### [DOKUMENTTEXT]

____________

Was kannst du tun, um oben genannte gedankliche Grenzen zu sprengen?
Erinnere dich: es geht um dein persönliches Wohlbefinden! Wie wäre es, wenn du in der Früh aufwachst und dich richtig freust auf das, was an Tagesaktivitäten auf dich wartet? Nein, nicht dieses beklemmende, bedrückende, lähmende Gefühl verbunden mit Gedanken wie „oje, das habe ich noch nicht gemacht und wie wird das werden oder nein das geht sich nicht aus, das werde ich nicht schaffen…“ Sondern du freust dich auf einen Tag, der dir Freude macht! Du bist motiviert, inspiriert, einfach erfüllt durch das, was kommt und du tun wirst.
Oft kommt an der Stelle das Argument, ja das wäre schön, geht jetzt aber nicht, vielleicht in der Pension. Warum ist das so? Sind wir Sozialschmarotzer, Gesellschafts- und Systemverweigerer, wenn wir in so eine eigene, wohltuende Wunschwelt einsteigen? Oder geht es viel mehr darum, dass wir es einfach zulassen sollten, unseren persönlich richtigen Platz in der Welt zu finden. Wenn viele Menschen das Falsche tun und damit Plätze besetzen, die für sie unpassend sind, dann müssen vielleicht auch viele Menschen auf anderen für sie unpassenden Plätzen verharren.

____________

### [ÜBUNGSAUFGABE 1]
Schreib bitte nur die Einträge ab der Zeile mit „trim-surface-button[interactable]: ▼: [52, 516, 82, 543]“ bis einschließlich der Zeile mit „filled-surface-button[interactable]: [52, 273, 82, 300]“ neu und ersetze dabei „interactable“ durch „clickable“; sonst bleibt alles gleich.
Der Text und die Einträge haben nichts miteinander zu tun.

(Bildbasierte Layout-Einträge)
____________

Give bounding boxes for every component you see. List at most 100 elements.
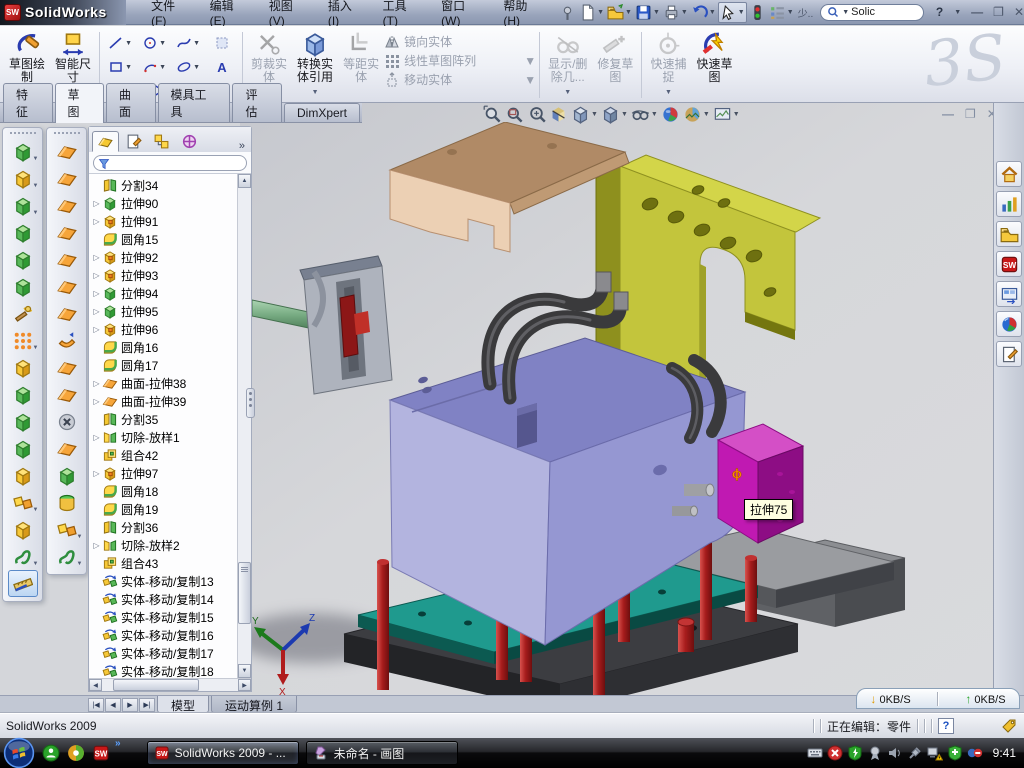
trim-surface-button[interactable]: ▼: [52, 516, 82, 543]
dropdown-arrow-icon[interactable]: ▼: [33, 156, 39, 162]
start-button[interactable]: [3, 737, 35, 768]
tree-item[interactable]: ▷拉伸94: [91, 284, 251, 302]
expander-icon[interactable]: ▷: [91, 253, 102, 262]
rapid-sketch-button[interactable]: 快速草 图: [691, 29, 737, 101]
plugin-icon[interactable]: [907, 745, 923, 761]
filled-surface-button[interactable]: [52, 273, 82, 300]
tree-item[interactable]: ▷拉伸96: [91, 320, 251, 338]
close-button[interactable]: ✕: [1014, 7, 1024, 17]
tree-item[interactable]: 组合42: [91, 446, 251, 464]
prev-tab-button[interactable]: ◀: [105, 698, 121, 712]
toolbox-tab[interactable]: SW: [996, 251, 1022, 277]
tree-item[interactable]: 实体-移动/复制15: [91, 608, 251, 626]
dropdown-arrow-icon[interactable]: ▼: [33, 210, 39, 216]
scroll-thumb[interactable]: [238, 562, 251, 624]
tree-item[interactable]: ▷曲面-拉伸39: [91, 392, 251, 410]
circle-button[interactable]: ▼: [137, 31, 171, 55]
planar-surface-button[interactable]: [52, 300, 82, 327]
display-delete-relations-button[interactable]: 显示/删 除几...▼: [543, 29, 592, 101]
offset-entities-button[interactable]: 等距实 体: [338, 29, 384, 101]
dimxpertmanager-tab-tab[interactable]: [176, 131, 203, 152]
minimize-button[interactable]: —: [971, 7, 983, 17]
expander-icon[interactable]: ▷: [91, 271, 102, 280]
tree-item[interactable]: 组合43: [91, 554, 251, 572]
options-button[interactable]: ▼: [768, 3, 795, 22]
hole-wizard-button[interactable]: [8, 300, 38, 327]
view-orientation-button[interactable]: ▼: [571, 105, 598, 124]
3d-part-gray-clamp[interactable]: [300, 256, 392, 394]
tree-item[interactable]: 圆角17: [91, 356, 251, 374]
region-button[interactable]: [205, 31, 239, 55]
next-tab-button[interactable]: ▶: [122, 698, 138, 712]
mirror-entities-button[interactable]: 镜向实体: [384, 33, 536, 50]
solidworks-resources-tab[interactable]: [996, 161, 1022, 187]
doc-restore-button[interactable]: ❐: [965, 109, 976, 119]
help-button[interactable]: ?: [936, 7, 943, 17]
tab-评估[interactable]: 评估: [232, 83, 282, 122]
boundary-cut-button[interactable]: [8, 273, 38, 300]
certificate-icon[interactable]: [867, 745, 883, 761]
tree-item[interactable]: 分割36: [91, 518, 251, 536]
linear-sketch-pattern-button[interactable]: 线性草图阵列▼: [384, 52, 536, 69]
messenger-button[interactable]: [41, 743, 61, 763]
dropdown-arrow-icon[interactable]: ▼: [33, 183, 39, 189]
open-document-button[interactable]: ▼: [606, 3, 633, 22]
doc-tab-运动算例 1[interactable]: 运动算例 1: [211, 696, 297, 713]
dropdown-arrow-icon[interactable]: ▼: [709, 9, 716, 16]
dropdown-arrow-icon[interactable]: ▼: [77, 561, 83, 567]
3d-part-tan-block[interactable]: [390, 122, 629, 252]
spline-button[interactable]: ▼: [171, 31, 205, 55]
dropdown-arrow-icon[interactable]: ▼: [159, 64, 166, 71]
quick-launch-more[interactable]: »: [115, 738, 121, 749]
repair-sketch-button[interactable]: 修复草 图: [592, 29, 638, 101]
undo-button[interactable]: ▼: [690, 3, 717, 22]
tree-item[interactable]: ▷曲面-拉伸38: [91, 374, 251, 392]
tree-item[interactable]: ▷拉伸97: [91, 464, 251, 482]
swept-boss-button[interactable]: ▼: [8, 192, 38, 219]
dropdown-arrow-icon[interactable]: ▼: [625, 9, 632, 16]
expander-icon[interactable]: ▷: [91, 199, 102, 208]
dropdown-arrow-icon[interactable]: ▼: [125, 64, 132, 71]
last-tab-button[interactable]: ▶|: [139, 698, 155, 712]
solidworks-quicklaunch-button[interactable]: SW: [91, 743, 111, 763]
tree-item[interactable]: 圆角18: [91, 482, 251, 500]
keyboard-layout-icon[interactable]: [807, 745, 823, 761]
dropdown-arrow-icon[interactable]: ▼: [33, 561, 39, 567]
tree-item[interactable]: ▷拉伸95: [91, 302, 251, 320]
expander-icon[interactable]: ▷: [91, 289, 102, 298]
expander-icon[interactable]: ▷: [91, 379, 102, 388]
dome-button[interactable]: ▼: [8, 489, 38, 516]
expander-icon[interactable]: ▷: [91, 325, 102, 334]
tree-horizontal-scrollbar[interactable]: ◀ ▶: [89, 678, 251, 691]
tree-item[interactable]: 实体-移动/复制18: [91, 662, 251, 678]
draft-button[interactable]: [8, 462, 38, 489]
configurationmanager-tab-tab[interactable]: [148, 131, 175, 152]
panel-splitter-grip[interactable]: [246, 388, 255, 418]
zoom-to-area-button[interactable]: [505, 105, 524, 124]
extruded-surface-button[interactable]: [52, 138, 82, 165]
lofted-boss-button[interactable]: [8, 219, 38, 246]
section-view-button[interactable]: [549, 105, 568, 124]
status-help-button[interactable]: ?: [938, 718, 954, 734]
tree-item[interactable]: 实体-移动/复制13: [91, 572, 251, 590]
dropdown-arrow-icon[interactable]: ▼: [125, 40, 132, 47]
expander-icon[interactable]: ▷: [91, 307, 102, 316]
hscroll-thumb[interactable]: [113, 679, 199, 691]
tab-特征[interactable]: 特征: [3, 83, 53, 122]
tree-item[interactable]: 圆角19: [91, 500, 251, 518]
offset-surface-button[interactable]: [52, 327, 82, 354]
tree-item[interactable]: 分割34: [91, 176, 251, 194]
chamfer-button[interactable]: [8, 381, 38, 408]
edit-appearance-button[interactable]: [661, 105, 680, 124]
rectangle-button[interactable]: ▼: [103, 55, 137, 79]
search-input[interactable]: ▼ Solic: [820, 4, 924, 21]
view-palette-tab[interactable]: [996, 281, 1022, 307]
graphics-viewport[interactable]: ϕ Y Z X ▼▼▼▼▼ — ❐ ✕ 拉伸75: [240, 103, 993, 695]
rebuild-button[interactable]: [748, 3, 767, 22]
expander-icon[interactable]: ▷: [91, 397, 102, 406]
save-button[interactable]: ▼: [634, 3, 661, 22]
linear-pattern-button[interactable]: ▼: [8, 327, 38, 354]
shell-button[interactable]: [8, 435, 38, 462]
tab-DimXpert[interactable]: DimXpert: [284, 103, 360, 122]
tree-item[interactable]: ▷切除-放样1: [91, 428, 251, 446]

____________

### [ÜBUNGSAUFGABE 2]
Setze den Text über gedankliche Grenzen und persönliches Wohlbefinden nach seinem letzten Satz fort.

### [LÖSUNG 1]
trim-surface-button[clickable]: ▼: [52, 516, 82, 543]
dropdown-arrow-icon[clickable]: ▼: [33, 156, 39, 162]
start-button[clickable]: [3, 737, 35, 768]
tree-item[clickable]: ▷拉伸94: [91, 284, 251, 302]
expander-icon[clickable]: ▷: [91, 253, 102, 262]
rapid-sketch-button[clickable]: 快速草 图: [691, 29, 737, 101]
plugin-icon[clickable]: [907, 745, 923, 761]
filled-surface-button[clickable]: [52, 273, 82, 300]

### [LÖSUNG 2]
Denk darüber einmal nach. Wäre es nicht viel angenehmer für alle, wenn mehr Menschen die Chance ergreifen würden und sich durch Veränderung an einen Ort zu begeben, wo sie aufblühen und sich entfalten können? Die Vielseitigkeit und Unterschiedlichkeit der einzelnen Individuen macht es möglich, dass für jeden irgendwo ein richtiger Platz wartet und trotzdem das große Ganze funktioniert, vielleicht sogar ungleich besser.
Wie ist das mit der Zeit?
Wie willst du sie verwenden? Sie läuft unaufhörlich wie ein Timer Richtung Null. Kannst und willst du es dir leisten, in Zuständen zu verharren, die nicht für dich gemacht und nicht passend sind? Im falschen Job, am falschen Ort, mit dem falschen Partner? Vielleicht sind es auch nur Kleinigkeiten, die drücken? Gewohnheiten, die dir schaden? Gedankenmuster, die dir Freude rauben?
Es wird am Ende, wenn die Uhr abgelaufen ist, kein besonderes Lob für die Menschen geben, die das Falsche perfektioniert und auf die Spitze getrieben haben, so viel ist sicher.
Wie ist das mit der Zeit?
Wer ist Herr oder Frau über DEINE Zeit? Doch wohl sicher und ganz und gar du selbst! Du kannst eingreifen und selbst bestimmen, wie du die sich dir noch bietenden Zeiträume füllst. Ja, natürlich gibt es Momente und Phasen im Leben, wo die Selbstgestaltung reduziert ist und du einfach einmal durchmusst. Doch selbst da bleibt in der sogenannten „FREIzeit“ die Möglichkeit, kleine wohltuende Zeitinseln zu schaffen.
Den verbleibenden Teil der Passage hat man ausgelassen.